▶ [The request]: Scan the lines below for the word "custo". Copy each line you find it in.

▶ [Data for the task]:
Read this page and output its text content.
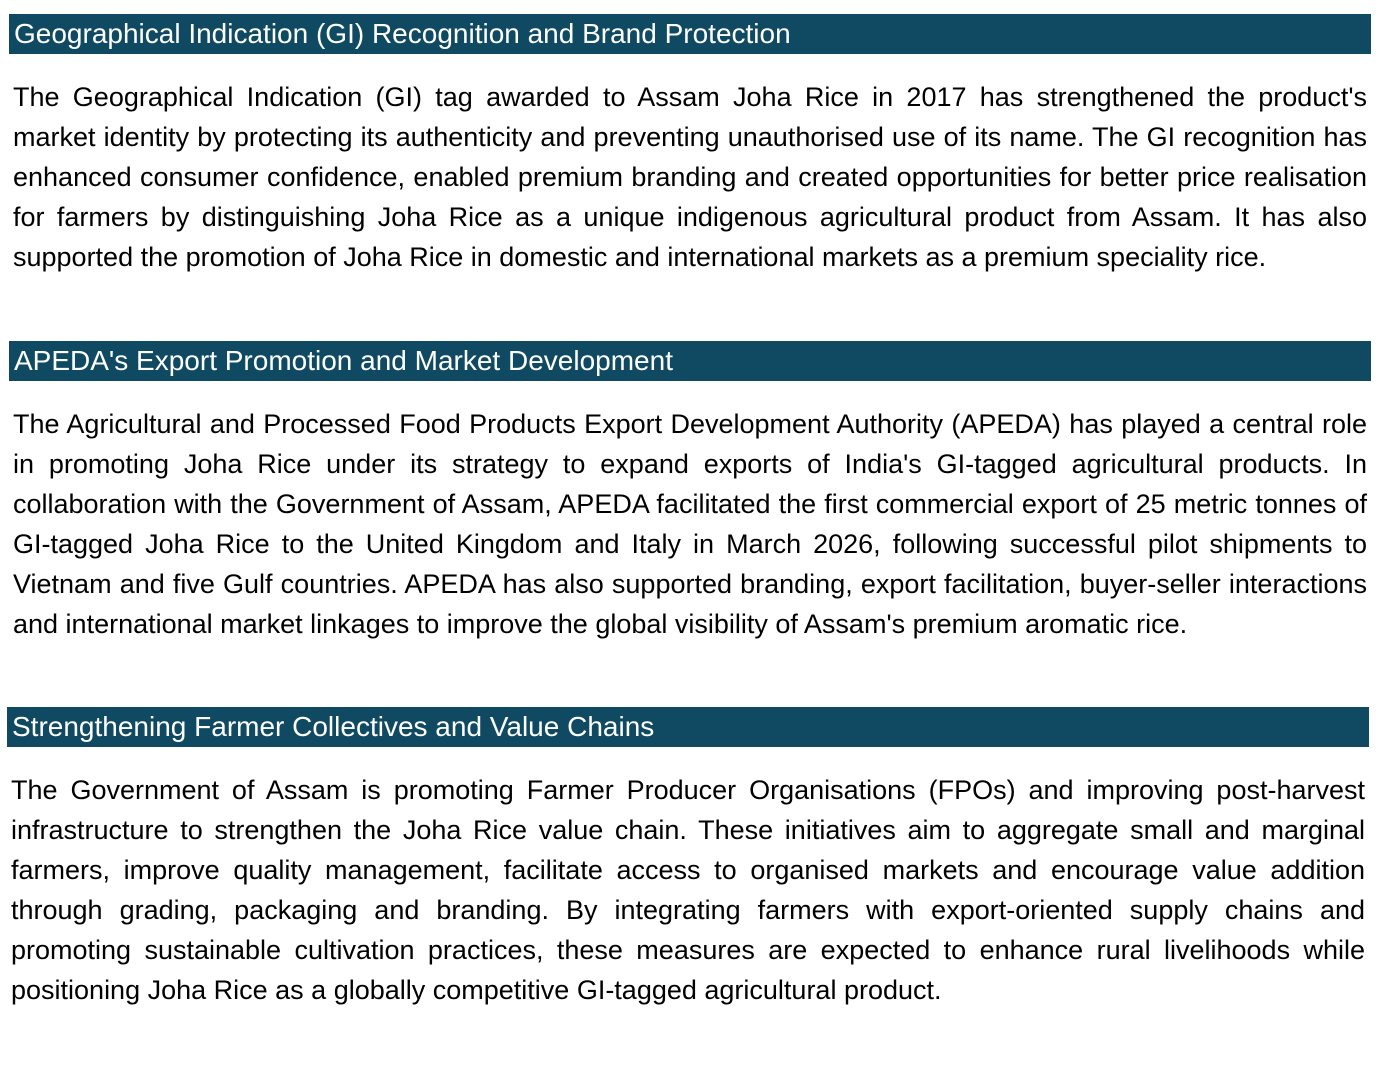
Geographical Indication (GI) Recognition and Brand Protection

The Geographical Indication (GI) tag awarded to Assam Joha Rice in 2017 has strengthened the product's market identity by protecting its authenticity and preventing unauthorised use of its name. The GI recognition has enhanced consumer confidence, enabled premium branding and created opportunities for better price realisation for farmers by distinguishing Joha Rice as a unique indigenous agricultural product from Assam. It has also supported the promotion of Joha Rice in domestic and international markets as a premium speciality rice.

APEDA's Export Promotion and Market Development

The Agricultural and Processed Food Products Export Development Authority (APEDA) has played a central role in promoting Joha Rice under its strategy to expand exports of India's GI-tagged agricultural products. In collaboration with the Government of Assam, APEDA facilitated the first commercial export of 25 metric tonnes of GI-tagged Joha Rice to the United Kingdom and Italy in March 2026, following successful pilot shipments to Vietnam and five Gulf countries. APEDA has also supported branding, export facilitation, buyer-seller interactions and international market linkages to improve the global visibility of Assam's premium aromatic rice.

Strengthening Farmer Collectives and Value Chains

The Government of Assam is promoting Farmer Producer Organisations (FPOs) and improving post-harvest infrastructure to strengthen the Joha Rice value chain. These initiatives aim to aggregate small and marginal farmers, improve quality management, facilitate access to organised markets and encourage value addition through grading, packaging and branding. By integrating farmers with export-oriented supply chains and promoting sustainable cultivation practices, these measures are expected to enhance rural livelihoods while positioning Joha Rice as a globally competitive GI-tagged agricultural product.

---

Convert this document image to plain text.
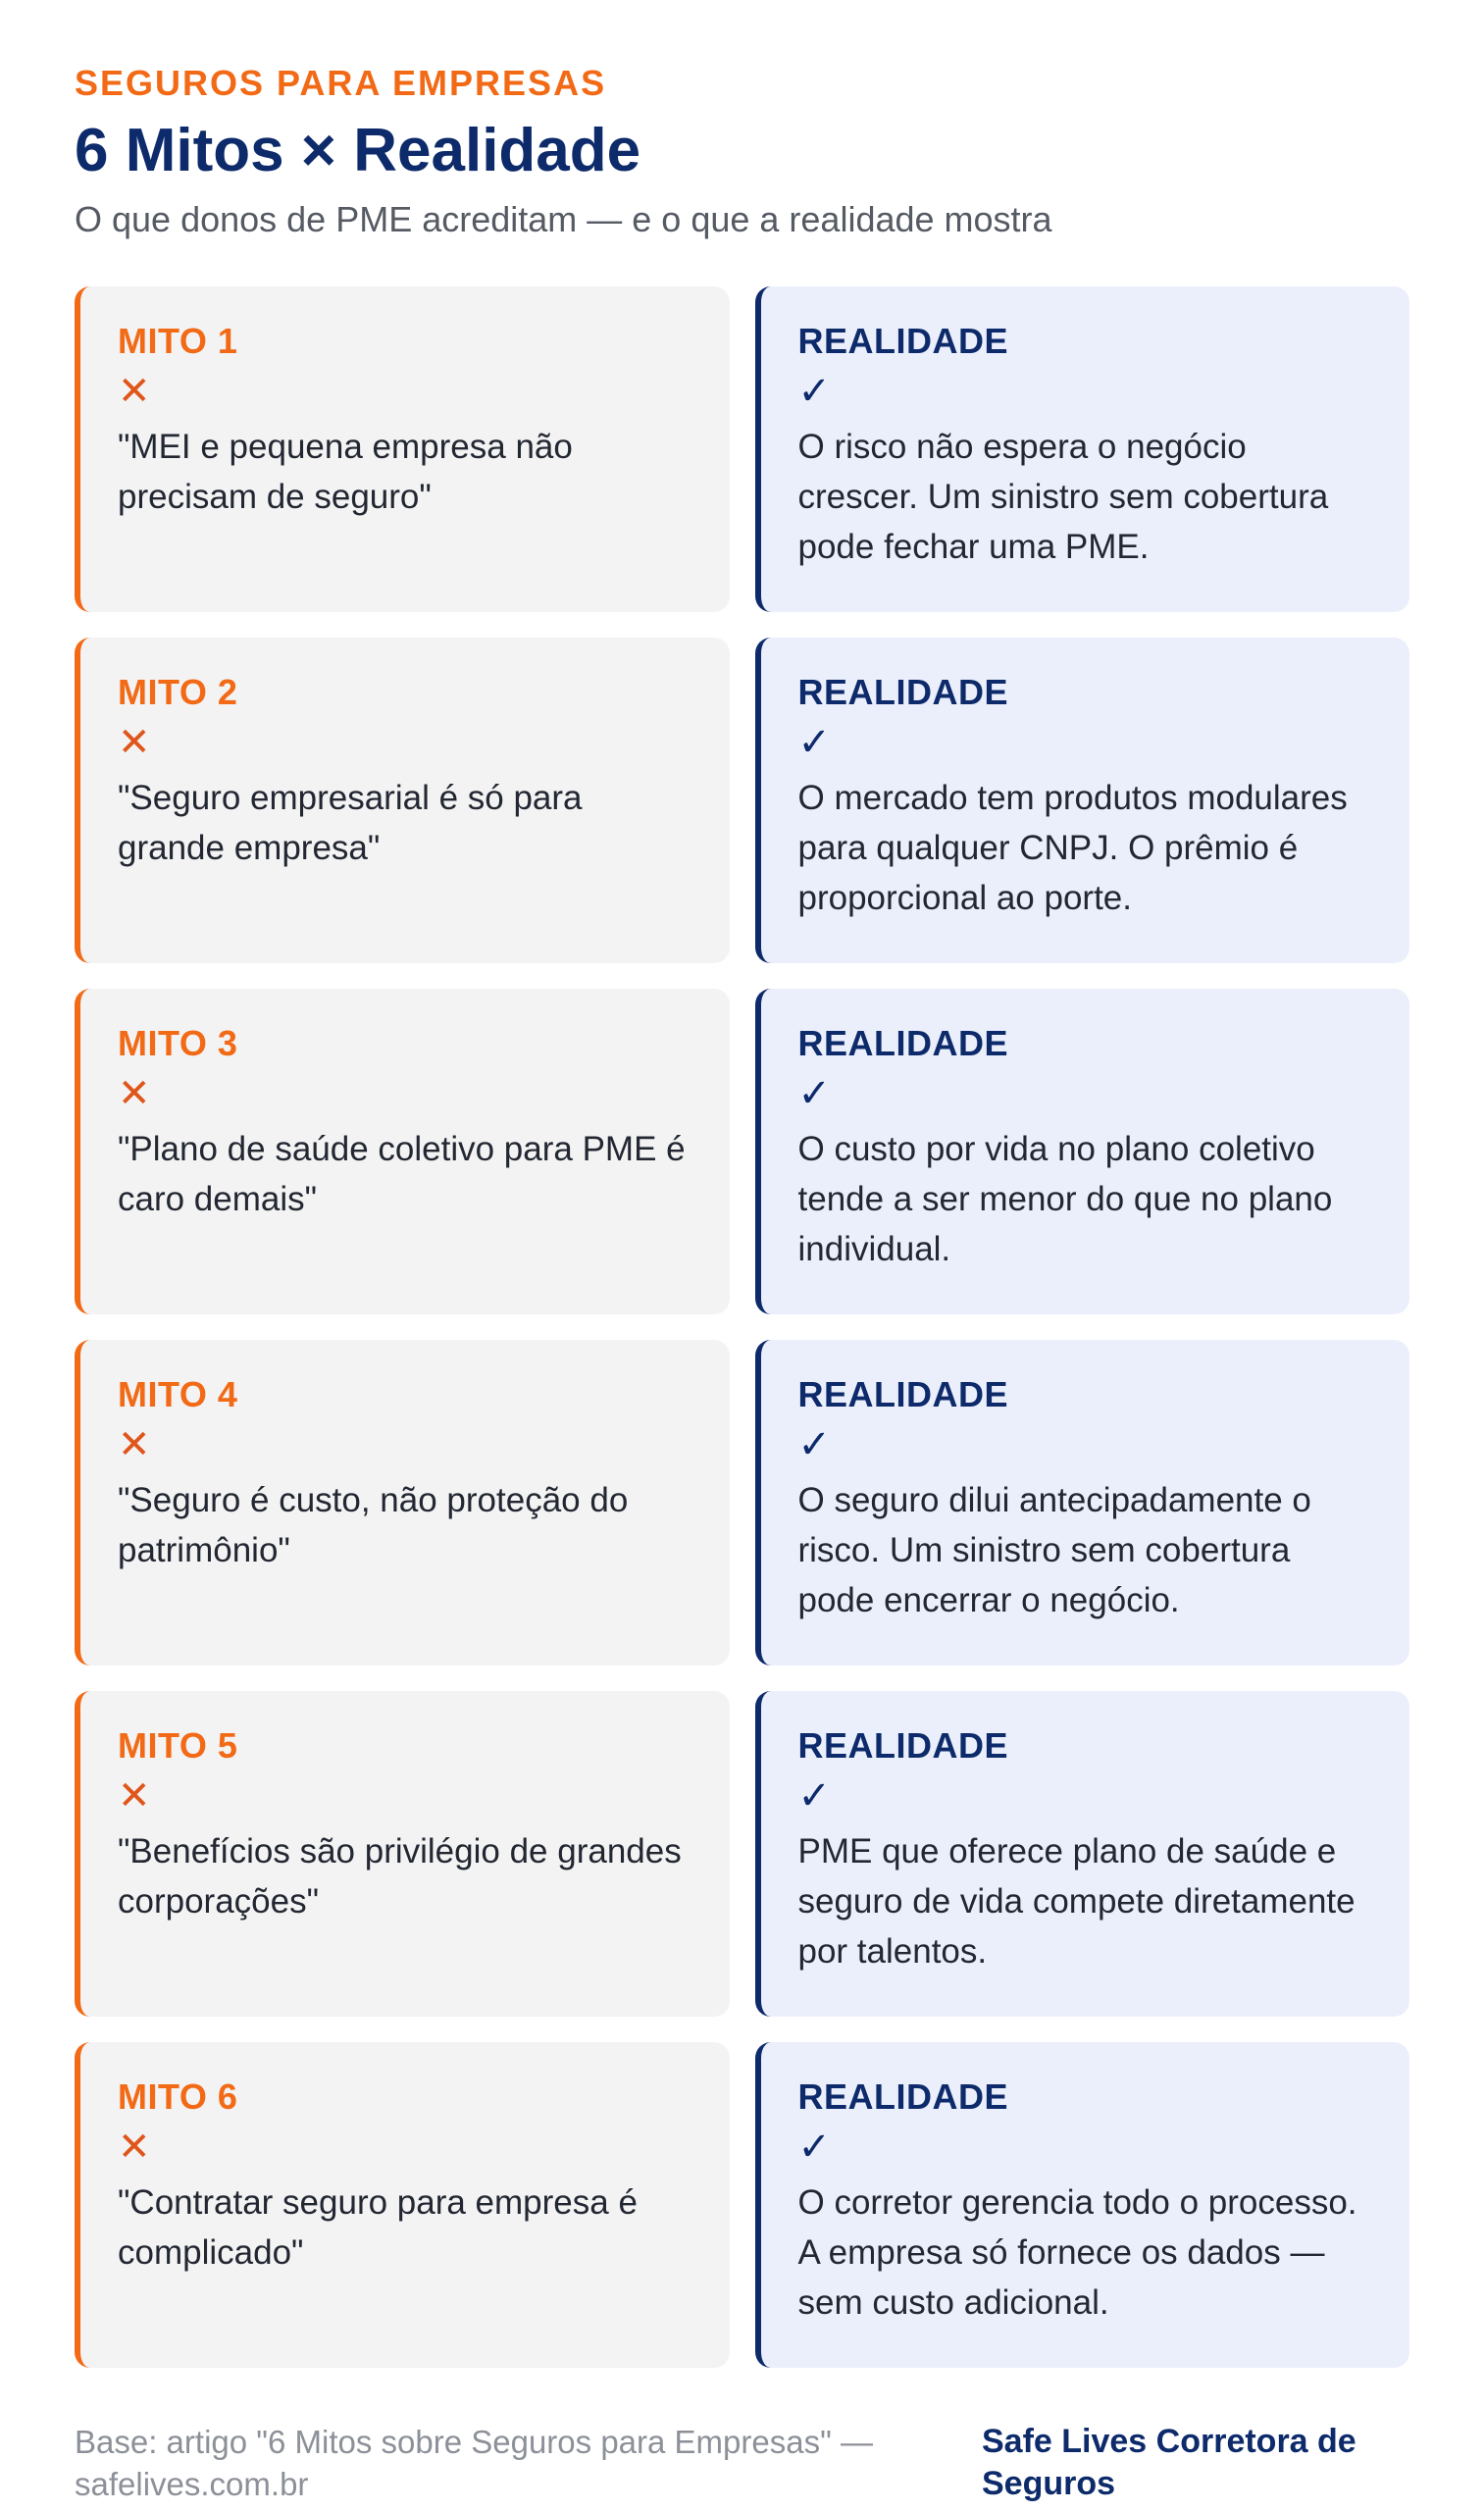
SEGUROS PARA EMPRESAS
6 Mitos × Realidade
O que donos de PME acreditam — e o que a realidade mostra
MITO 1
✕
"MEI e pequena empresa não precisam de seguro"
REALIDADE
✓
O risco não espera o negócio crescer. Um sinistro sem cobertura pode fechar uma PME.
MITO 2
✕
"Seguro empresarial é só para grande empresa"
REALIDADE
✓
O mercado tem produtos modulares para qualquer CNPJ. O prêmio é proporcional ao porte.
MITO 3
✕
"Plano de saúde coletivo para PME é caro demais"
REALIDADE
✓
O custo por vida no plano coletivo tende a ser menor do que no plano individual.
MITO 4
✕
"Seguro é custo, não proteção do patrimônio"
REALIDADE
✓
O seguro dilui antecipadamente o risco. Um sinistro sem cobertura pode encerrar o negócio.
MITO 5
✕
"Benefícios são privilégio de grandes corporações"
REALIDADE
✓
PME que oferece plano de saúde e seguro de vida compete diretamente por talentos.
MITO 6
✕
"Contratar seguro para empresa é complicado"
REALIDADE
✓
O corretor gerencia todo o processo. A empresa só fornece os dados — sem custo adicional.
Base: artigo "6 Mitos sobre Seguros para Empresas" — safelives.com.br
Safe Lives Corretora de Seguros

▶ [Reply]:
O custo por vida no plano coletivo tende a ser menor do que no plano individual.
"Seguro é custo, não proteção do patrimônio"
O corretor gerencia todo o processo. A empresa só fornece os dados — sem custo adicional.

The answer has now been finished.